EXERCISE DIRECTIONS:
Locate the word "Time" in the material, then show every line that holds it.

***** INPUT MATERIAL *****

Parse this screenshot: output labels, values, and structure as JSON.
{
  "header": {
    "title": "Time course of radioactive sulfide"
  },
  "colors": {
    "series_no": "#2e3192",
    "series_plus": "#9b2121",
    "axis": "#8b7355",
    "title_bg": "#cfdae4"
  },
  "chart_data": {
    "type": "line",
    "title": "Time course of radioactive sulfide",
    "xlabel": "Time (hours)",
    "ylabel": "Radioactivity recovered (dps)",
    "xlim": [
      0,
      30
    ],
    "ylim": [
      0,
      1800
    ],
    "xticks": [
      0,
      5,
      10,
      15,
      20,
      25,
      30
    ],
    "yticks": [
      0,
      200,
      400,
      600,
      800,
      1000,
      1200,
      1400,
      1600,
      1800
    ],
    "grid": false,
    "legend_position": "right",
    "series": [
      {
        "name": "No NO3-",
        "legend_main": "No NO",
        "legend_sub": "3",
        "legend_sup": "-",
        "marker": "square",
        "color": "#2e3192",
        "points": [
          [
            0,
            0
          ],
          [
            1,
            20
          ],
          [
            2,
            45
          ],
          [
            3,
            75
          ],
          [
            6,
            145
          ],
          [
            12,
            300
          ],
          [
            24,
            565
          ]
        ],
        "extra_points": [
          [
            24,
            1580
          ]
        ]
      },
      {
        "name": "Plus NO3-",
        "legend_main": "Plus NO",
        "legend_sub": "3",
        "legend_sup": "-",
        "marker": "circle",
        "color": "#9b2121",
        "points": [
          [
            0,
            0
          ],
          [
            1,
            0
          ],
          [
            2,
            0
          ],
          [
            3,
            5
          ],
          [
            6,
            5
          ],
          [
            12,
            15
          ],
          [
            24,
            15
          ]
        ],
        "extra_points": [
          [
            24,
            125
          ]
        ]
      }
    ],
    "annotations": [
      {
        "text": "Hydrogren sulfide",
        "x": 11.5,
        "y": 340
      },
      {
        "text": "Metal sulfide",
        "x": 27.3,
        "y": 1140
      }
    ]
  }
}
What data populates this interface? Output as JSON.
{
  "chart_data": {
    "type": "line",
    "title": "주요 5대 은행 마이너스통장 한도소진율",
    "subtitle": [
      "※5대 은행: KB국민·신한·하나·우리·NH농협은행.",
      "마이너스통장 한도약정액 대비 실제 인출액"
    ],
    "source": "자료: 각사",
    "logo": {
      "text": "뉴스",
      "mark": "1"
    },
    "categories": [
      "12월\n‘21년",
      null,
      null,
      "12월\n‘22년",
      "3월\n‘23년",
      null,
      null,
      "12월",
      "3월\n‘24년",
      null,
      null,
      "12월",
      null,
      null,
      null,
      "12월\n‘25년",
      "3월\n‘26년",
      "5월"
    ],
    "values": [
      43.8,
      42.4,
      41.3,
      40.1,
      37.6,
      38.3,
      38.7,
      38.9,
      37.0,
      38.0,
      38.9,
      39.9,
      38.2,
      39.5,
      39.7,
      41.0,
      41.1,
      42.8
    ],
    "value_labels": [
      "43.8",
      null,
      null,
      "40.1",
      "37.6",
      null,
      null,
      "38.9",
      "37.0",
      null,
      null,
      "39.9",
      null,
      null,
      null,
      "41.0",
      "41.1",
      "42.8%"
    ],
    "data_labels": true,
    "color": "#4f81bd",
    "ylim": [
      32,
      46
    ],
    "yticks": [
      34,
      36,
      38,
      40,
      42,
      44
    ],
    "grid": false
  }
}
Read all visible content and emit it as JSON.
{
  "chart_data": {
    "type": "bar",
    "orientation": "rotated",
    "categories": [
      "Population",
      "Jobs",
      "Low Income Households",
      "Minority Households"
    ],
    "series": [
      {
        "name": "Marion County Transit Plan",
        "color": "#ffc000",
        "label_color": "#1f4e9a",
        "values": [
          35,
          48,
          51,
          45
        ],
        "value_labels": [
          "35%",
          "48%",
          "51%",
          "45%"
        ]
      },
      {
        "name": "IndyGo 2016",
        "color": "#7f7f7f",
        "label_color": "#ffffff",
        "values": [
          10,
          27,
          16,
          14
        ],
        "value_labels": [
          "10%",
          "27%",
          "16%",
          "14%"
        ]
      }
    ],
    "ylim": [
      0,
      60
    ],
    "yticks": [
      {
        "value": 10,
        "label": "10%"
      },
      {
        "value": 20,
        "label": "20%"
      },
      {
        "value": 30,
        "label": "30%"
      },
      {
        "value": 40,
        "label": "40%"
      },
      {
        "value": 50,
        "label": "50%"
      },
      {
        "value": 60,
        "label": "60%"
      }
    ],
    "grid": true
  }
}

*****

WRITTEN SOLUTION:
    "title": "Time course of radioactive sulfide"
    "title": "Time course of radioactive sulfide",
    "xlabel": "Time (hours)",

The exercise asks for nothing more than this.